What the task requires
Duplicate the lines of the records beginning with the line that contains "tab-site-ops[interactable]: Site Ops" and continuing through the line that contains "collapse-sidebar-button[interactable] [191,63,213,85]", and reproduce only those lines.

Material for this task
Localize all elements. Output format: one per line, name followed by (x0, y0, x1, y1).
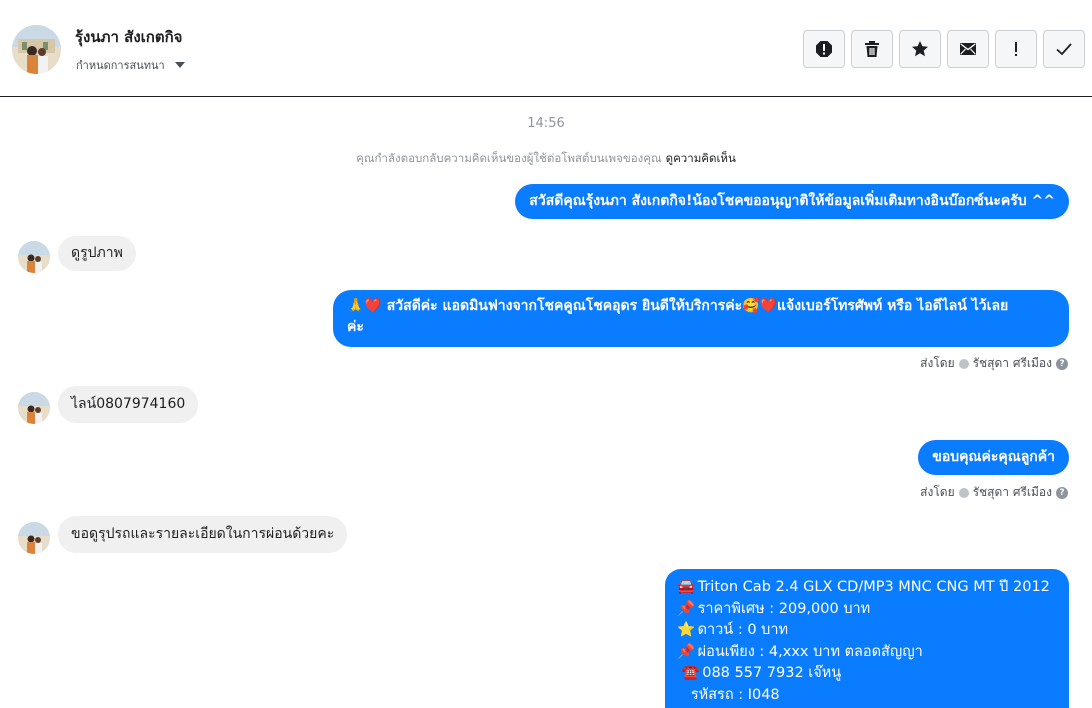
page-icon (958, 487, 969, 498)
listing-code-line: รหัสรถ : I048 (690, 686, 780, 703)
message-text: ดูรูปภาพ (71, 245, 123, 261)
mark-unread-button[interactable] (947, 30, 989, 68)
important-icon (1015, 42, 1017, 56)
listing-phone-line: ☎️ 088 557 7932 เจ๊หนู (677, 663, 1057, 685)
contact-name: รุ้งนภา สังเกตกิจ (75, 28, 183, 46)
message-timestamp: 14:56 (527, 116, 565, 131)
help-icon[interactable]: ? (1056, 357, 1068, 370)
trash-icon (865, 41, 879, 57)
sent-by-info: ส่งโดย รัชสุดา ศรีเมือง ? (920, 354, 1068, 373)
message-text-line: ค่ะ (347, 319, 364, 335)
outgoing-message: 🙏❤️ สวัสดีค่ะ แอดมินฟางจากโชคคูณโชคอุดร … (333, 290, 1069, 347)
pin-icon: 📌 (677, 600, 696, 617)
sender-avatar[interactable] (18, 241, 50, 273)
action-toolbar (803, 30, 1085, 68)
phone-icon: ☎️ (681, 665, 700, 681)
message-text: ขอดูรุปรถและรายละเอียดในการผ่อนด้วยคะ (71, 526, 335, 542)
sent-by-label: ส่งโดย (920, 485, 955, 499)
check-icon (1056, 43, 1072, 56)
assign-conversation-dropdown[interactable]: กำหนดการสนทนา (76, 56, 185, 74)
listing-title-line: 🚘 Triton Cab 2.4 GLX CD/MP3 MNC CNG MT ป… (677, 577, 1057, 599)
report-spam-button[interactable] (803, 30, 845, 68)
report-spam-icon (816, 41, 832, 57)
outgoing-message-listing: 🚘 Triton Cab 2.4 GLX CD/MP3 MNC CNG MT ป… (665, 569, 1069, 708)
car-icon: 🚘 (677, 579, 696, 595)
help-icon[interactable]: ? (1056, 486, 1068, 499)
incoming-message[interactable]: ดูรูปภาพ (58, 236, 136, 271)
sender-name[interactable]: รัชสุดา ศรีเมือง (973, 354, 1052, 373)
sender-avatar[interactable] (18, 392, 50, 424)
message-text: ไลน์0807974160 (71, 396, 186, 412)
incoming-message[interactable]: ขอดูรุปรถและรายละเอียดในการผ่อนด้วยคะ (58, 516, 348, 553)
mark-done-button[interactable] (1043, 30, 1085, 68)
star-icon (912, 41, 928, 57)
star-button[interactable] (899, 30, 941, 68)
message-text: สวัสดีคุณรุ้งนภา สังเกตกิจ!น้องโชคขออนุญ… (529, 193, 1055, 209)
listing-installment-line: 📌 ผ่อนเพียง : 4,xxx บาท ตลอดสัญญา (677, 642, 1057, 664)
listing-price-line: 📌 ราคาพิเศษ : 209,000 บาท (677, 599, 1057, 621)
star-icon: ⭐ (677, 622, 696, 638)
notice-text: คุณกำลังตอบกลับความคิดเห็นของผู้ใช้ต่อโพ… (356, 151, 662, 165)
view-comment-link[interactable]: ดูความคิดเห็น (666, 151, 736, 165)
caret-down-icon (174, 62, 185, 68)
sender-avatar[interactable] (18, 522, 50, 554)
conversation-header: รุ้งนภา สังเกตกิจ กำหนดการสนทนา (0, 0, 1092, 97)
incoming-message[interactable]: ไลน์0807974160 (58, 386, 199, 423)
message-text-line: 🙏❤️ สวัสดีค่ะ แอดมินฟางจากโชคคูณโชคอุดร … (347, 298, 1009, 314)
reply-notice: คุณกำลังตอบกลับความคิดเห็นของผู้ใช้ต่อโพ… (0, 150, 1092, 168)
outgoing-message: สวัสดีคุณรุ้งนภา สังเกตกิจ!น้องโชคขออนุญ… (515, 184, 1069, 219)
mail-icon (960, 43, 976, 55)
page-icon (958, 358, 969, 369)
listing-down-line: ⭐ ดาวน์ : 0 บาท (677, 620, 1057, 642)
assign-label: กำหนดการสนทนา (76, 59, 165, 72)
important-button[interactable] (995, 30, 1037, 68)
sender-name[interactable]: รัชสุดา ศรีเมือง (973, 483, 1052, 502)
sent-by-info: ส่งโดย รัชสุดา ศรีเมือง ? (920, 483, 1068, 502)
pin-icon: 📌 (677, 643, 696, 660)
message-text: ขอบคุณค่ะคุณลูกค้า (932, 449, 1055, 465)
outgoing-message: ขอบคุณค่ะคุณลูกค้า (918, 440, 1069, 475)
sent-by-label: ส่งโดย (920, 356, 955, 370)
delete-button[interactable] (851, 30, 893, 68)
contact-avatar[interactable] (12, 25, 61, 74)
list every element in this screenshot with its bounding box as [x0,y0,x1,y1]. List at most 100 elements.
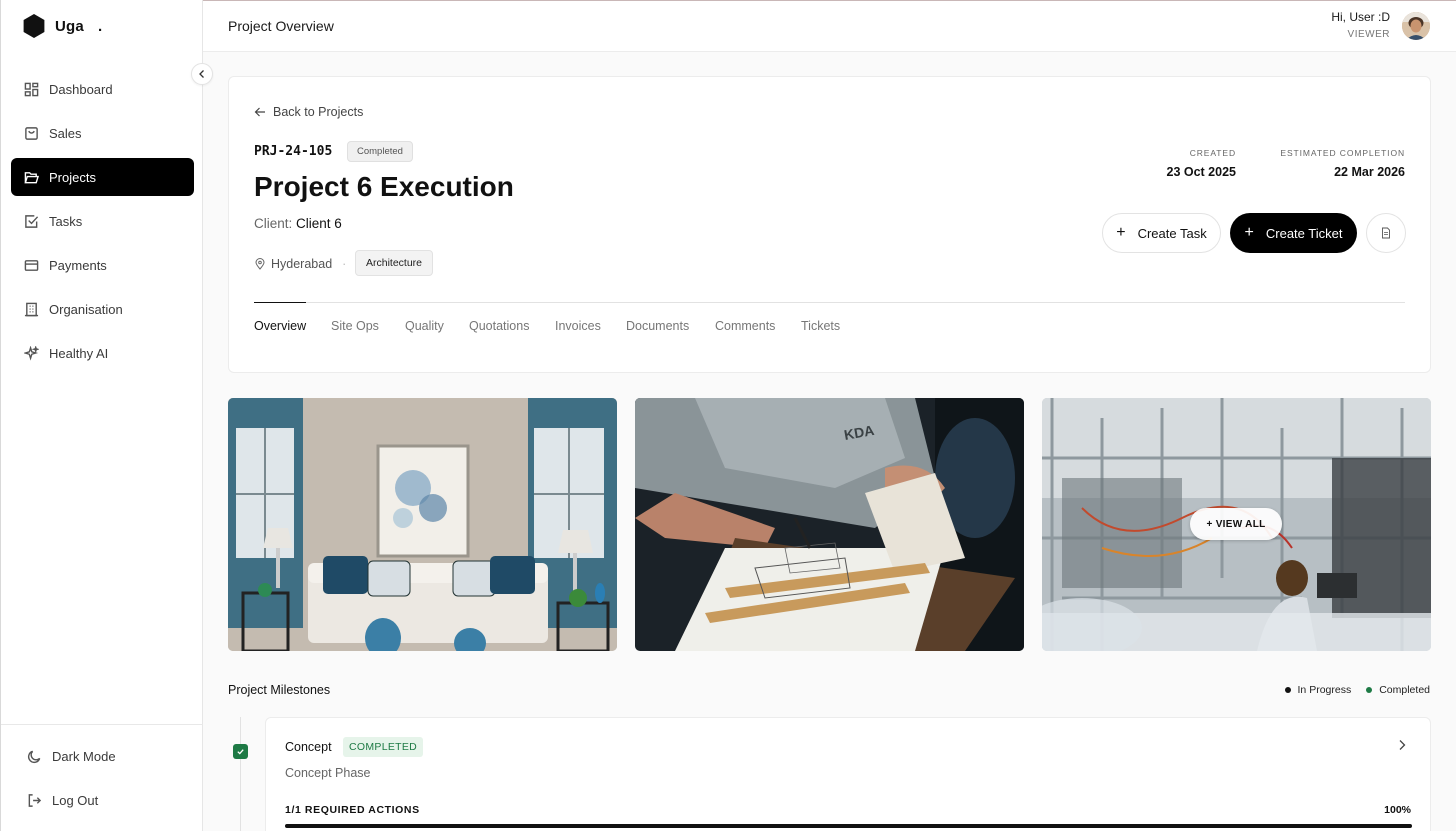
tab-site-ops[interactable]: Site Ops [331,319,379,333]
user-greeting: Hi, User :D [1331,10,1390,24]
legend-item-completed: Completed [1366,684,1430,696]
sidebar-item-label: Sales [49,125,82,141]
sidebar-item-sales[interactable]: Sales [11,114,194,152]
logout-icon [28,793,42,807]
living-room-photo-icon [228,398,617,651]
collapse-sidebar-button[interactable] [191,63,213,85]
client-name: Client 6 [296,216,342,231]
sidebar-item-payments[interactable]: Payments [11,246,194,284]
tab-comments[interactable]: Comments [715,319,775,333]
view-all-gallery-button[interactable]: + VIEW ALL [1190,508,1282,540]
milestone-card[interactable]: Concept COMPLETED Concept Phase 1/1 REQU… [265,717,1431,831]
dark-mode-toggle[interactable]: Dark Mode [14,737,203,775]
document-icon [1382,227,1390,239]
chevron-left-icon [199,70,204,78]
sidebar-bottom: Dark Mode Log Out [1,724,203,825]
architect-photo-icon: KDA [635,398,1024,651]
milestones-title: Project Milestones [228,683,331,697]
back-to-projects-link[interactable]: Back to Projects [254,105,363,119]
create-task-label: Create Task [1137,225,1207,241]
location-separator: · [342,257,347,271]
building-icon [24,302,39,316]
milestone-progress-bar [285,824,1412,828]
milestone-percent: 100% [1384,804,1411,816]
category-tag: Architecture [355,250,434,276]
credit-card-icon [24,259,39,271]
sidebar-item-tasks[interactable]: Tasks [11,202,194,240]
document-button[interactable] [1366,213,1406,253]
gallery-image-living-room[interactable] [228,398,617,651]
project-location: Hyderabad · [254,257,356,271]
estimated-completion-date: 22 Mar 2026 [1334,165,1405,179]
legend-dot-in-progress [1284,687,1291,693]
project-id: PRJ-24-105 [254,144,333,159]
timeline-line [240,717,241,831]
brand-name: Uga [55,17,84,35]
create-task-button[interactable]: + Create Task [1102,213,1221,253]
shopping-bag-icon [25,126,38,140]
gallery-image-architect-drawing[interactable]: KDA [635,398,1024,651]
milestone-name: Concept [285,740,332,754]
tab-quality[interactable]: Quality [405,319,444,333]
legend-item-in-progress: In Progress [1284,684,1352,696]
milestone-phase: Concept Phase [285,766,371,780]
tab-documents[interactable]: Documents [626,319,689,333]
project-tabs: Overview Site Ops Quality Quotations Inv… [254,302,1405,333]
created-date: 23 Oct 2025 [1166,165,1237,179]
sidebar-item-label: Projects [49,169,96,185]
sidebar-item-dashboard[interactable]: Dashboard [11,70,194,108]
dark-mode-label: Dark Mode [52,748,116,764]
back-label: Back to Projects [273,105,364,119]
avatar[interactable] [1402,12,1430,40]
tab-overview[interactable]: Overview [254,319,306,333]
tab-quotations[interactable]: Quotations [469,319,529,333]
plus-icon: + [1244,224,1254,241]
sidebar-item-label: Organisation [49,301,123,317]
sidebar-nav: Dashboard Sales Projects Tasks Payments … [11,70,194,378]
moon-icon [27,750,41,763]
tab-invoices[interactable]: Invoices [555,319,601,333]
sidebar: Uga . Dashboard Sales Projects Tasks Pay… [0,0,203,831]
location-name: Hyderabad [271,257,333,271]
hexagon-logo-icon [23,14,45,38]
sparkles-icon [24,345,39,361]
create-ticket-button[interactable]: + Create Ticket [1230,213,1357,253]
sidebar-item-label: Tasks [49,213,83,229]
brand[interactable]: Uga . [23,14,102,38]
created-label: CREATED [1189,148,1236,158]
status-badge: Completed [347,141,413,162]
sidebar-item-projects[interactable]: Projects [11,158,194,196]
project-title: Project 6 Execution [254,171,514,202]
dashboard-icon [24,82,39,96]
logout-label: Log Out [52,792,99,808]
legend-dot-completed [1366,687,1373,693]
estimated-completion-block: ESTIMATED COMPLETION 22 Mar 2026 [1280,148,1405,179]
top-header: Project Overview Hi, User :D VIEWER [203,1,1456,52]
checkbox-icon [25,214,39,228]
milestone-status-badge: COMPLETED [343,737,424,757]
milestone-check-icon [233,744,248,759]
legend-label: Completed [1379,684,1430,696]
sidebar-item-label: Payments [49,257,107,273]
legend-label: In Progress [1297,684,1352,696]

Correct result
tab-site-ops[interactable]: Site Ops [331,319,379,333]
user-greeting: Hi, User :D [1331,10,1390,24]
legend-item-completed: Completed [1366,684,1430,696]
sidebar-item-label: Sales [49,125,82,141]
sidebar-item-sales[interactable]: Sales [11,114,194,152]
logout-icon [28,793,42,807]
living-room-photo-icon [228,398,617,651]
collapse-sidebar-button[interactable] [191,63,213,85]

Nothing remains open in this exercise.